• [What to work on]
Search the material for the string "young", then return every line where it is found.

··· Records for the exercise ···

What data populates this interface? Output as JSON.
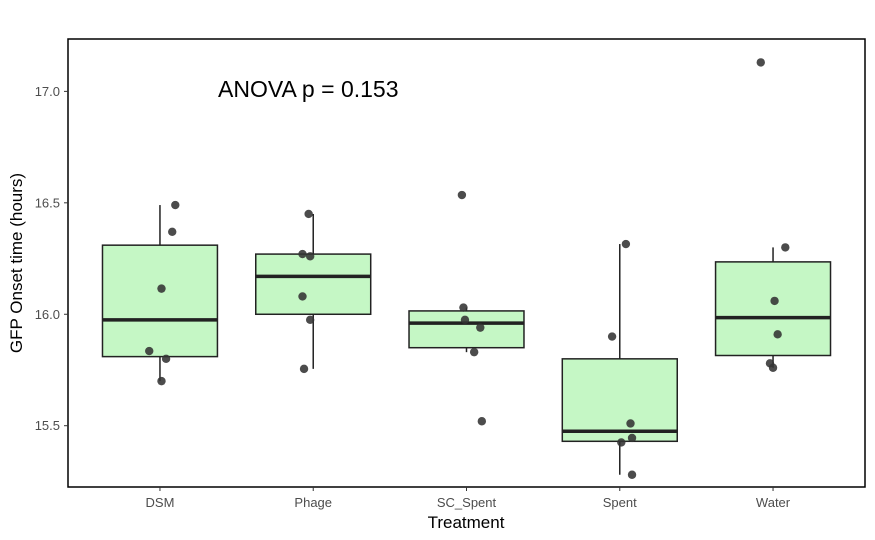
{
  "chart_data": {
    "type": "box",
    "xlabel": "Treatment",
    "ylabel": "GFP Onset time (hours)",
    "annotation": "ANOVA p = 0.153",
    "categories": [
      "DSM",
      "Phage",
      "SC_Spent",
      "Spent",
      "Water"
    ],
    "yticks": [
      15.5,
      16.0,
      16.5,
      17.0
    ],
    "ytick_labels": [
      "15.5",
      "16.0",
      "16.5",
      "17.0"
    ],
    "ylim": [
      15.225,
      17.235
    ],
    "grid": false,
    "legend": "none",
    "box_fill": "#c5f7c5",
    "box_stroke": "#222222",
    "point_color": "#333333",
    "boxes": [
      {
        "category": "DSM",
        "whisker_low": 15.7,
        "q1": 15.81,
        "median": 15.975,
        "q3": 16.31,
        "whisker_high": 16.49
      },
      {
        "category": "Phage",
        "whisker_low": 15.755,
        "q1": 16.0,
        "median": 16.17,
        "q3": 16.27,
        "whisker_high": 16.45
      },
      {
        "category": "SC_Spent",
        "whisker_low": 15.83,
        "q1": 15.85,
        "median": 15.96,
        "q3": 16.015,
        "whisker_high": 16.03
      },
      {
        "category": "Spent",
        "whisker_low": 15.28,
        "q1": 15.43,
        "median": 15.475,
        "q3": 15.8,
        "whisker_high": 16.315
      },
      {
        "category": "Water",
        "whisker_low": 15.76,
        "q1": 15.815,
        "median": 15.985,
        "q3": 16.235,
        "whisker_high": 16.3
      }
    ],
    "points": [
      {
        "category": "DSM",
        "values": [
          16.49,
          16.37,
          16.115,
          15.835,
          15.8,
          15.7
        ],
        "jitter": [
          0.1,
          0.08,
          0.01,
          -0.07,
          0.04,
          0.01
        ]
      },
      {
        "category": "Phage",
        "values": [
          16.45,
          16.27,
          16.26,
          16.08,
          15.975,
          15.755
        ],
        "jitter": [
          -0.03,
          -0.07,
          -0.02,
          -0.07,
          -0.02,
          -0.06
        ]
      },
      {
        "category": "SC_Spent",
        "values": [
          16.535,
          16.03,
          15.975,
          15.94,
          15.83,
          15.52
        ],
        "jitter": [
          -0.03,
          -0.02,
          -0.01,
          0.09,
          0.05,
          0.1
        ]
      },
      {
        "category": "Spent",
        "values": [
          16.315,
          15.9,
          15.51,
          15.445,
          15.425,
          15.28
        ],
        "jitter": [
          0.04,
          -0.05,
          0.07,
          0.08,
          0.01,
          0.08
        ]
      },
      {
        "category": "Water",
        "values": [
          17.13,
          16.3,
          16.06,
          15.91,
          15.78,
          15.76
        ],
        "jitter": [
          -0.08,
          0.08,
          0.01,
          0.03,
          -0.02,
          0.0
        ]
      }
    ]
  }
}
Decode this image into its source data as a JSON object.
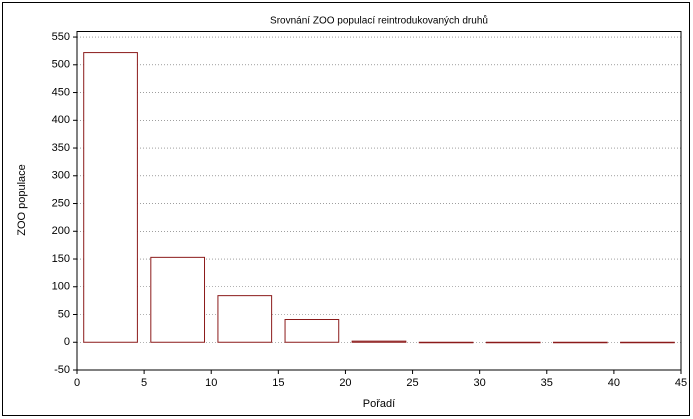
{
  "chart_data": {
    "type": "bar",
    "title": "Srovnání ZOO populací reintrodukovaných druhů",
    "x_label": "Pořadí",
    "y_label": "ZOO populace",
    "x": [
      2.5,
      7.5,
      12.5,
      17.5,
      22.5,
      27.5,
      32.5,
      37.5,
      42.5
    ],
    "values": [
      522,
      153,
      84,
      41,
      2,
      0,
      0,
      0,
      0
    ],
    "color": "#8b1a1a",
    "xlim": [
      0,
      45
    ],
    "xticks": [
      0,
      5,
      10,
      15,
      20,
      25,
      30,
      35,
      40,
      45
    ],
    "ylim": [
      -50,
      560
    ],
    "yticks": [
      -50,
      0,
      50,
      100,
      150,
      200,
      250,
      300,
      350,
      400,
      450,
      500,
      550
    ],
    "grid": true
  }
}
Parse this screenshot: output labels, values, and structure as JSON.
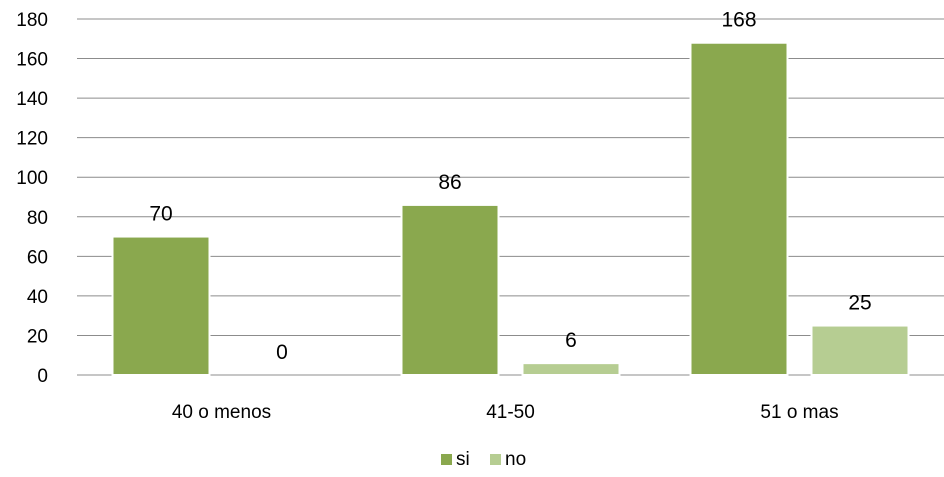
{
  "chart_data": {
    "type": "bar",
    "categories": [
      "40 o menos",
      "41-50",
      "51 o mas"
    ],
    "series": [
      {
        "name": "si",
        "values": [
          70,
          86,
          168
        ],
        "color": "#8AA84E"
      },
      {
        "name": "no",
        "values": [
          0,
          6,
          25
        ],
        "color": "#B6CD92"
      }
    ],
    "yticks": [
      "0",
      "20",
      "40",
      "60",
      "80",
      "100",
      "120",
      "140",
      "160",
      "180"
    ],
    "ylim": [
      0,
      180
    ],
    "grid": true,
    "legend": "bottom-center"
  }
}
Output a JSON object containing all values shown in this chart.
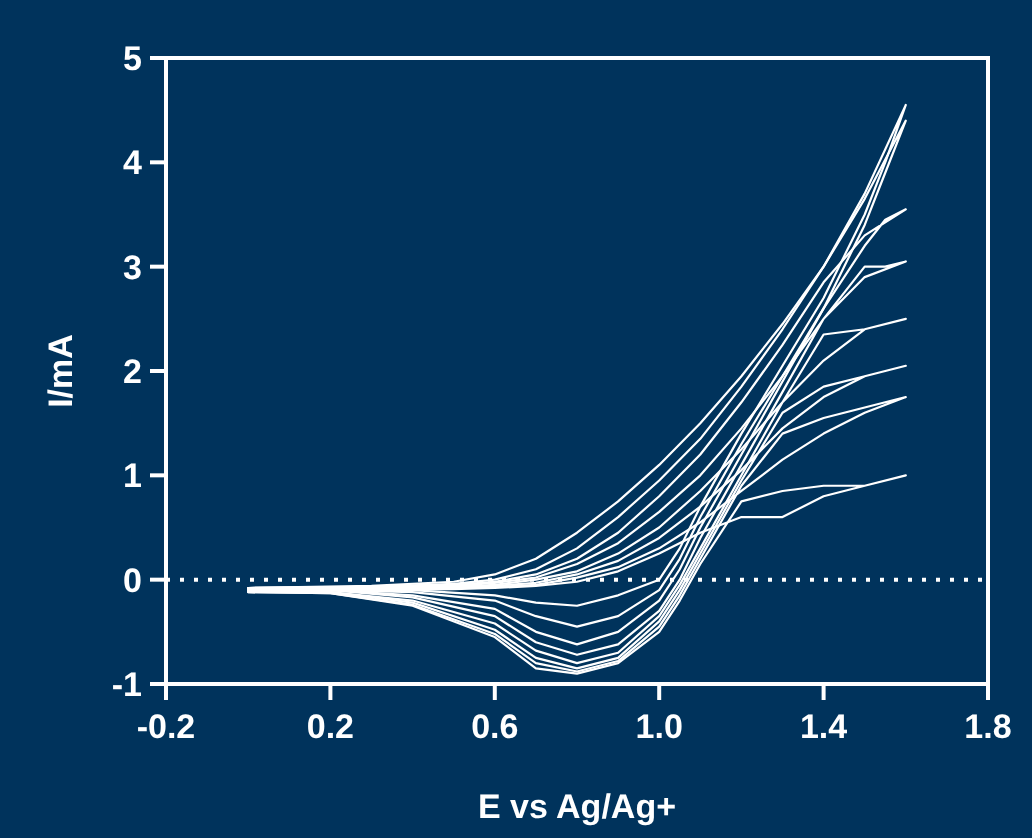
{
  "chart_data": {
    "type": "line",
    "xlabel": "E vs Ag/Ag+",
    "ylabel": "I/mA",
    "xlim": [
      -0.2,
      1.8
    ],
    "ylim": [
      -1,
      5
    ],
    "xticks": [
      -0.2,
      0.2,
      0.6,
      {
        "value": 1,
        "label": "1.0"
      },
      1.4,
      1.8
    ],
    "yticks": [
      -1,
      0,
      1,
      2,
      3,
      4,
      5
    ],
    "grid": false,
    "marker": "none",
    "line_style": "solid",
    "ref_lines": [
      {
        "axis": "y",
        "value": 0,
        "color": "#ffffff",
        "line_style": "dotted"
      }
    ],
    "series": [
      {
        "color": "#ffffff",
        "x": [
          0,
          0.3,
          0.5,
          0.6,
          0.7,
          0.8,
          0.9,
          1.0,
          1.1,
          1.2,
          1.3,
          1.4,
          1.5,
          1.6,
          1.55,
          1.5,
          1.4,
          1.3,
          1.2,
          1.1,
          1.05,
          1.0,
          0.9,
          0.8,
          0.7,
          0.6,
          0.4,
          0.2,
          0
        ],
        "values": [
          -0.08,
          -0.06,
          -0.02,
          0.05,
          0.2,
          0.45,
          0.75,
          1.1,
          1.5,
          1.95,
          2.45,
          3.0,
          3.7,
          4.55,
          4.0,
          3.5,
          2.7,
          2.05,
          1.4,
          0.7,
          0.3,
          0.0,
          -0.15,
          -0.25,
          -0.22,
          -0.15,
          -0.1,
          -0.1,
          -0.11
        ]
      },
      {
        "color": "#ffffff",
        "x": [
          0,
          0.3,
          0.5,
          0.6,
          0.7,
          0.8,
          0.9,
          1.0,
          1.1,
          1.2,
          1.3,
          1.4,
          1.5,
          1.6,
          1.55,
          1.5,
          1.4,
          1.3,
          1.2,
          1.1,
          1.05,
          1.0,
          0.9,
          0.8,
          0.7,
          0.6,
          0.4,
          0.2,
          0
        ],
        "values": [
          -0.08,
          -0.07,
          -0.04,
          0.0,
          0.1,
          0.3,
          0.6,
          0.95,
          1.35,
          1.85,
          2.4,
          3.0,
          3.65,
          4.4,
          3.9,
          3.4,
          2.6,
          1.95,
          1.3,
          0.6,
          0.2,
          -0.1,
          -0.35,
          -0.45,
          -0.35,
          -0.2,
          -0.12,
          -0.1,
          -0.11
        ]
      },
      {
        "color": "#ffffff",
        "x": [
          0,
          0.3,
          0.5,
          0.6,
          0.7,
          0.8,
          0.9,
          1.0,
          1.1,
          1.2,
          1.3,
          1.4,
          1.5,
          1.6,
          1.55,
          1.5,
          1.4,
          1.3,
          1.2,
          1.1,
          1.05,
          1.0,
          0.9,
          0.8,
          0.7,
          0.6,
          0.4,
          0.2,
          0
        ],
        "values": [
          -0.08,
          -0.07,
          -0.05,
          -0.02,
          0.05,
          0.2,
          0.45,
          0.8,
          1.2,
          1.7,
          2.25,
          2.85,
          3.3,
          3.55,
          3.45,
          3.2,
          2.6,
          1.9,
          1.2,
          0.5,
          0.1,
          -0.2,
          -0.5,
          -0.62,
          -0.5,
          -0.28,
          -0.15,
          -0.1,
          -0.11
        ]
      },
      {
        "color": "#ffffff",
        "x": [
          0,
          0.3,
          0.5,
          0.6,
          0.7,
          0.8,
          0.9,
          1.0,
          1.1,
          1.2,
          1.3,
          1.4,
          1.5,
          1.6,
          1.55,
          1.5,
          1.4,
          1.3,
          1.2,
          1.1,
          1.05,
          1.0,
          0.9,
          0.8,
          0.7,
          0.6,
          0.4,
          0.2,
          0
        ],
        "values": [
          -0.08,
          -0.08,
          -0.06,
          -0.03,
          0.02,
          0.15,
          0.35,
          0.65,
          1.0,
          1.45,
          1.95,
          2.5,
          2.9,
          3.05,
          3.0,
          3.0,
          2.5,
          1.8,
          1.1,
          0.4,
          0.0,
          -0.3,
          -0.62,
          -0.72,
          -0.6,
          -0.35,
          -0.17,
          -0.1,
          -0.11
        ]
      },
      {
        "color": "#ffffff",
        "x": [
          0,
          0.3,
          0.5,
          0.6,
          0.7,
          0.8,
          0.9,
          1.0,
          1.1,
          1.2,
          1.3,
          1.4,
          1.5,
          1.6,
          1.55,
          1.5,
          1.4,
          1.3,
          1.2,
          1.1,
          1.05,
          1.0,
          0.9,
          0.8,
          0.7,
          0.6,
          0.4,
          0.2,
          0
        ],
        "values": [
          -0.09,
          -0.08,
          -0.07,
          -0.05,
          0.0,
          0.08,
          0.25,
          0.5,
          0.85,
          1.25,
          1.7,
          2.1,
          2.4,
          2.5,
          2.45,
          2.4,
          2.35,
          1.7,
          1.0,
          0.3,
          -0.05,
          -0.35,
          -0.7,
          -0.8,
          -0.68,
          -0.42,
          -0.2,
          -0.12,
          -0.11
        ]
      },
      {
        "color": "#ffffff",
        "x": [
          0,
          0.3,
          0.5,
          0.6,
          0.7,
          0.8,
          0.9,
          1.0,
          1.1,
          1.2,
          1.3,
          1.4,
          1.5,
          1.6,
          1.55,
          1.5,
          1.4,
          1.3,
          1.2,
          1.1,
          1.05,
          1.0,
          0.9,
          0.8,
          0.7,
          0.6,
          0.4,
          0.2,
          0
        ],
        "values": [
          -0.09,
          -0.08,
          -0.07,
          -0.06,
          -0.03,
          0.05,
          0.18,
          0.4,
          0.7,
          1.05,
          1.45,
          1.75,
          1.95,
          2.05,
          2.0,
          1.95,
          1.85,
          1.6,
          0.95,
          0.25,
          -0.1,
          -0.4,
          -0.75,
          -0.85,
          -0.75,
          -0.48,
          -0.22,
          -0.12,
          -0.11
        ]
      },
      {
        "color": "#ffffff",
        "x": [
          0,
          0.3,
          0.5,
          0.6,
          0.7,
          0.8,
          0.9,
          1.0,
          1.1,
          1.2,
          1.3,
          1.4,
          1.5,
          1.6,
          1.55,
          1.5,
          1.4,
          1.3,
          1.2,
          1.1,
          1.05,
          1.0,
          0.9,
          0.8,
          0.7,
          0.6,
          0.4,
          0.2,
          0
        ],
        "values": [
          -0.09,
          -0.09,
          -0.08,
          -0.07,
          -0.05,
          0.02,
          0.12,
          0.3,
          0.55,
          0.85,
          1.15,
          1.4,
          1.6,
          1.75,
          1.7,
          1.65,
          1.55,
          1.4,
          0.9,
          0.2,
          -0.15,
          -0.45,
          -0.78,
          -0.88,
          -0.8,
          -0.52,
          -0.24,
          -0.13,
          -0.12
        ]
      },
      {
        "color": "#ffffff",
        "x": [
          0,
          0.3,
          0.5,
          0.6,
          0.7,
          0.8,
          0.9,
          1.0,
          1.1,
          1.2,
          1.3,
          1.4,
          1.5,
          1.6,
          1.55,
          1.5,
          1.4,
          1.3,
          1.2,
          1.1,
          1.05,
          1.0,
          0.9,
          0.8,
          0.7,
          0.6,
          0.4,
          0.2,
          0
        ],
        "values": [
          -0.09,
          -0.1,
          -0.09,
          -0.08,
          -0.06,
          -0.02,
          0.08,
          0.25,
          0.45,
          0.6,
          0.6,
          0.8,
          0.9,
          1.0,
          0.95,
          0.9,
          0.9,
          0.85,
          0.75,
          0.15,
          -0.2,
          -0.5,
          -0.8,
          -0.9,
          -0.85,
          -0.55,
          -0.25,
          -0.13,
          -0.12
        ]
      }
    ]
  }
}
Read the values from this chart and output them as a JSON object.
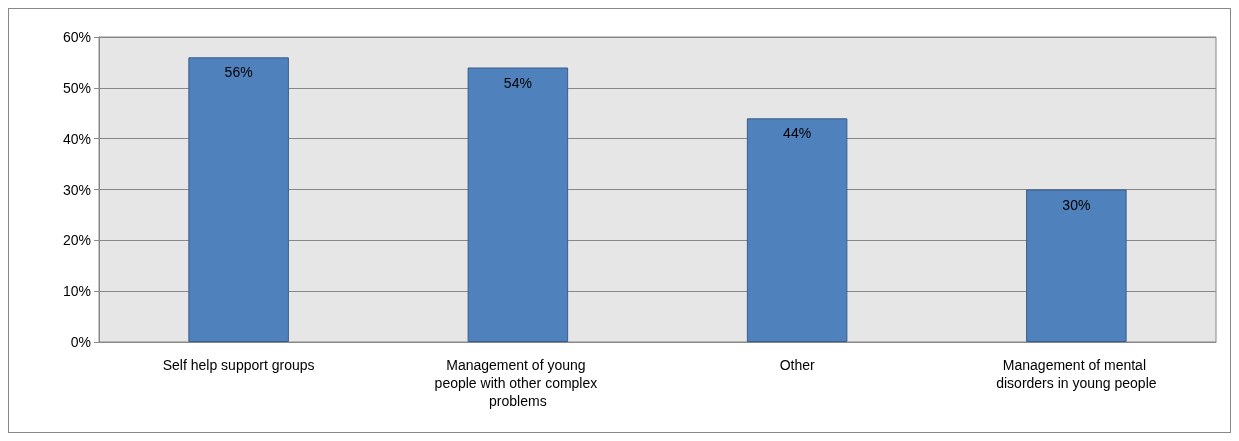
{
  "chart_data": {
    "type": "bar",
    "categories": [
      "Self help support groups",
      "Management of young people with other complex problems",
      "Other",
      "Management of mental disorders in young people"
    ],
    "values": [
      56,
      54,
      44,
      30
    ],
    "value_labels": [
      "56%",
      "54%",
      "44%",
      "30%"
    ],
    "color": "#4f81bd",
    "ylim": [
      0,
      60
    ],
    "yticks": [
      {
        "value": 0,
        "label": "0%"
      },
      {
        "value": 10,
        "label": "10%"
      },
      {
        "value": 20,
        "label": "20%"
      },
      {
        "value": 30,
        "label": "30%"
      },
      {
        "value": 40,
        "label": "40%"
      },
      {
        "value": 50,
        "label": "50%"
      },
      {
        "value": 60,
        "label": "60%"
      }
    ],
    "grid": "y"
  }
}
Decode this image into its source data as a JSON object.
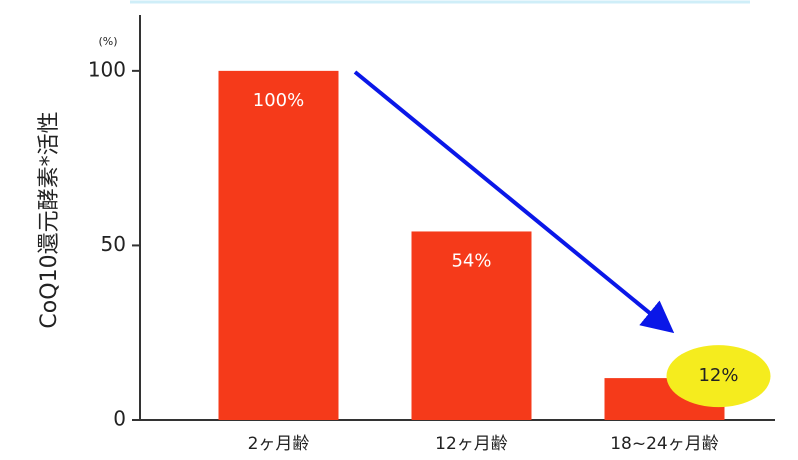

···

• [Answer for this exercise]
      "Management of young people with other complex problems",
      "Management of mental disorders in young people"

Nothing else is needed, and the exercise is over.